EXERCISE: Scan the data. Collect each line that contains the word "area".

STORED RECORDS:

....................

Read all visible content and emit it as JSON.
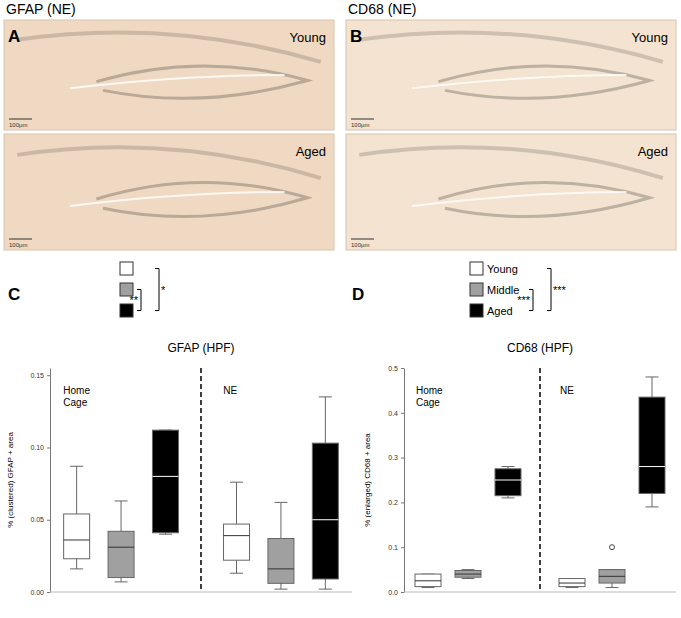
{
  "images": [
    {
      "panel_label": "A",
      "title": "GFAP (NE)",
      "frames": [
        "Young",
        "Aged"
      ],
      "scale_bar": "100μm",
      "color": "#efd9c2"
    },
    {
      "panel_label": "B",
      "title": "CD68 (NE)",
      "frames": [
        "Young",
        "Aged"
      ],
      "scale_bar": "100μm",
      "color": "#f3e3d0"
    }
  ],
  "chart_data": [
    {
      "type": "box",
      "panel_label": "C",
      "title": "GFAP (HPF)",
      "y_label": "% (clustered) GFAP + area",
      "categories": [
        "Home Cage",
        "NE"
      ],
      "series": [
        {
          "color": "#ffffff",
          "values": [
            {
              "min": 0.016,
              "q1": 0.023,
              "median": 0.036,
              "q3": 0.054,
              "max": 0.087
            },
            {
              "min": 0.013,
              "q1": 0.022,
              "median": 0.039,
              "q3": 0.047,
              "max": 0.076
            }
          ]
        },
        {
          "color": "#a0a0a0",
          "values": [
            {
              "min": 0.007,
              "q1": 0.01,
              "median": 0.031,
              "q3": 0.042,
              "max": 0.063
            },
            {
              "min": 0.002,
              "q1": 0.006,
              "median": 0.016,
              "q3": 0.037,
              "max": 0.062
            }
          ]
        },
        {
          "color": "#000000",
          "values": [
            {
              "min": 0.04,
              "q1": 0.041,
              "median": 0.08,
              "q3": 0.112,
              "max": 0.112
            },
            {
              "min": 0.002,
              "q1": 0.009,
              "median": 0.05,
              "q3": 0.103,
              "max": 0.135
            }
          ]
        }
      ],
      "significance": [
        {
          "from": 1,
          "to": 2,
          "label": "**"
        },
        {
          "from": 0,
          "to": 2,
          "label": "*"
        }
      ],
      "ylim": [
        0,
        0.155
      ],
      "yticks": [
        {
          "value": 0,
          "label": "0.00"
        },
        {
          "value": 0.05,
          "label": "0.05"
        },
        {
          "value": 0.1,
          "label": "0.10"
        },
        {
          "value": 0.15,
          "label": "0.15"
        }
      ],
      "legend": "top",
      "tick_labels": "y",
      "grid": false
    },
    {
      "type": "box",
      "panel_label": "D",
      "title": "CD68 (HPF)",
      "y_label": "% (enlarged) CD68 + area",
      "categories": [
        "Home Cage",
        "NE"
      ],
      "series": [
        {
          "name": "Young",
          "color": "#ffffff",
          "values": [
            {
              "min": 0.01,
              "q1": 0.012,
              "median": 0.025,
              "q3": 0.04,
              "max": 0.04
            },
            {
              "min": 0.01,
              "q1": 0.012,
              "median": 0.02,
              "q3": 0.03,
              "max": 0.03
            }
          ]
        },
        {
          "name": "Middle",
          "color": "#a0a0a0",
          "values": [
            {
              "min": 0.03,
              "q1": 0.033,
              "median": 0.04,
              "q3": 0.048,
              "max": 0.05
            },
            {
              "min": 0.01,
              "q1": 0.02,
              "median": 0.035,
              "q3": 0.05,
              "max": 0.05,
              "outliers": [
                0.1
              ]
            }
          ]
        },
        {
          "name": "Aged",
          "color": "#000000",
          "values": [
            {
              "min": 0.21,
              "q1": 0.215,
              "median": 0.25,
              "q3": 0.275,
              "max": 0.28
            },
            {
              "min": 0.19,
              "q1": 0.22,
              "median": 0.28,
              "q3": 0.435,
              "max": 0.48
            }
          ]
        }
      ],
      "significance": [
        {
          "from": 1,
          "to": 2,
          "label": "***"
        },
        {
          "from": 0,
          "to": 2,
          "label": "***"
        }
      ],
      "ylim": [
        0,
        0.5
      ],
      "yticks": [
        {
          "value": 0,
          "label": "0.0"
        },
        {
          "value": 0.1,
          "label": "0.1"
        },
        {
          "value": 0.2,
          "label": "0.2"
        },
        {
          "value": 0.3,
          "label": "0.3"
        },
        {
          "value": 0.4,
          "label": "0.4"
        },
        {
          "value": 0.5,
          "label": "0.5"
        }
      ],
      "legend": "top",
      "tick_labels": "y",
      "grid": false
    }
  ]
}
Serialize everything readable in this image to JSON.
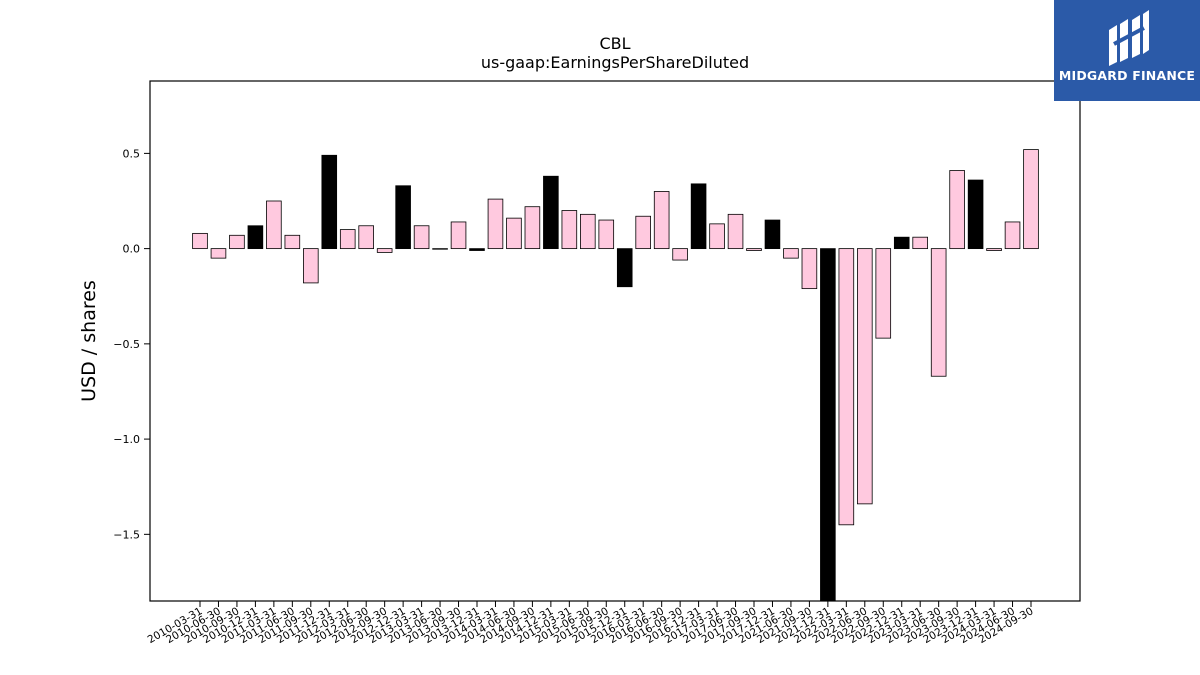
{
  "chart_data": {
    "type": "bar",
    "title": "CBL",
    "subtitle": "us-gaap:EarningsPerShareDiluted",
    "xlabel": "",
    "ylabel": "USD / shares",
    "ylim": [
      -1.85,
      0.88
    ],
    "yticks": [
      0.5,
      0.0,
      -0.5,
      -1.0,
      -1.5
    ],
    "ytick_labels": [
      "0.5",
      "0.0",
      "−0.5",
      "−1.0",
      "−1.5"
    ],
    "grid": false,
    "categories": [
      "2010-03-31",
      "2010-06-30",
      "2010-09-30",
      "2010-12-31",
      "2011-03-31",
      "2011-06-30",
      "2011-09-30",
      "2011-12-31",
      "2012-03-31",
      "2012-06-30",
      "2012-09-30",
      "2012-12-31",
      "2013-03-31",
      "2013-06-30",
      "2013-09-30",
      "2013-12-31",
      "2014-03-31",
      "2014-06-30",
      "2014-09-30",
      "2014-12-31",
      "2015-03-31",
      "2015-06-30",
      "2015-09-30",
      "2015-12-31",
      "2016-03-31",
      "2016-06-30",
      "2016-09-30",
      "2016-12-31",
      "2017-03-31",
      "2017-06-30",
      "2017-09-30",
      "2017-12-31",
      "2021-06-30",
      "2021-09-30",
      "2021-12-31",
      "2022-03-31",
      "2022-06-30",
      "2022-09-30",
      "2022-12-31",
      "2023-03-31",
      "2023-06-30",
      "2023-09-30",
      "2023-12-31",
      "2024-03-31",
      "2024-06-30",
      "2024-09-30"
    ],
    "values": [
      0.08,
      -0.05,
      0.07,
      0.12,
      0.25,
      0.07,
      -0.18,
      0.49,
      0.1,
      0.12,
      -0.02,
      0.33,
      0.12,
      0.0,
      0.14,
      -0.01,
      0.26,
      0.16,
      0.22,
      0.38,
      0.2,
      0.18,
      0.15,
      -0.2,
      0.17,
      0.3,
      -0.06,
      0.34,
      0.13,
      0.18,
      -0.01,
      0.15,
      -0.05,
      -0.21,
      -1.85,
      -1.45,
      -1.34,
      -0.47,
      0.06,
      0.06,
      -0.67,
      0.41,
      0.36,
      -0.01,
      0.14,
      0.52
    ],
    "highlight": [
      false,
      false,
      false,
      true,
      false,
      false,
      false,
      true,
      false,
      false,
      false,
      true,
      false,
      false,
      false,
      true,
      false,
      false,
      false,
      true,
      false,
      false,
      false,
      true,
      false,
      false,
      false,
      true,
      false,
      false,
      false,
      true,
      false,
      false,
      true,
      false,
      false,
      false,
      true,
      false,
      false,
      false,
      true,
      false,
      false,
      false
    ],
    "colors": {
      "normal": "#ffc9df",
      "highlight": "#000000",
      "edge": "#000000"
    }
  },
  "logo": {
    "text": "MIDGARD FINANCE",
    "icon": "midgard-logo-icon",
    "background": "#2b5aa8"
  }
}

....................

RESULT FOR THIS TASK:
      "y_label": "% (clustered) GFAP + area",
      "y_label": "% (enlarged) CD68 + area",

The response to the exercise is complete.